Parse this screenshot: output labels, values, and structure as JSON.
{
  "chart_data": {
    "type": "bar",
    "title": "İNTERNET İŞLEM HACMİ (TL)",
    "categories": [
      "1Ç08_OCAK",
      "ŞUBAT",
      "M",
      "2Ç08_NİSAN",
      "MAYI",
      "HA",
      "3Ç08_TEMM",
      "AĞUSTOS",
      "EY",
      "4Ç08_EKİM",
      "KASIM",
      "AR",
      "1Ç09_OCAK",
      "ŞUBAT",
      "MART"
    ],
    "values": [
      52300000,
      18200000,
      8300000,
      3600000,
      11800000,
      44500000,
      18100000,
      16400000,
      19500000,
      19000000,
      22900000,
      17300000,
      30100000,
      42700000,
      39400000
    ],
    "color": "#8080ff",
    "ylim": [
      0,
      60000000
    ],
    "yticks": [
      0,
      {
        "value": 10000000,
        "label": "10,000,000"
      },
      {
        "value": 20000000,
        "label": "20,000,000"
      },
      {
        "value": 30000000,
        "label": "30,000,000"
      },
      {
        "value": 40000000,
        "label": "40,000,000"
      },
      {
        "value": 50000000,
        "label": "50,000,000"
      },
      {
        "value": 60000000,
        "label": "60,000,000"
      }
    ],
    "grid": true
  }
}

--- --- ---

WHAT THE TASK REQUIRES
Quote all of the entries verbatim.

FULL SOLUTION
Parse this screenshot: output labels, values, and structure as JSON.
{
  "chart_data": {
    "type": "bar",
    "title": "İNTERNET İŞLEM HACMİ (TL)",
    "categories": [
      "1Ç08_OCAK",
      "ŞUBAT",
      "M",
      "2Ç08_NİSAN",
      "MAYI",
      "HA",
      "3Ç08_TEMM",
      "AĞUSTOS",
      "EY",
      "4Ç08_EKİM",
      "KASIM",
      "AR",
      "1Ç09_OCAK",
      "ŞUBAT",
      "MART"
    ],
    "values": [
      52300000,
      18200000,
      8300000,
      3600000,
      11800000,
      44500000,
      18100000,
      16400000,
      19500000,
      19000000,
      22900000,
      17300000,
      30100000,
      42700000,
      39400000
    ],
    "color": "#8080ff",
    "ylim": [
      0,
      60000000
    ],
    "yticks": [
      0,
      {
        "value": 10000000,
        "label": "10,000,000"
      },
      {
        "value": 20000000,
        "label": "20,000,000"
      },
      {
        "value": 30000000,
        "label": "30,000,000"
      },
      {
        "value": 40000000,
        "label": "40,000,000"
      },
      {
        "value": 50000000,
        "label": "50,000,000"
      },
      {
        "value": 60000000,
        "label": "60,000,000"
      }
    ],
    "grid": true
  }
}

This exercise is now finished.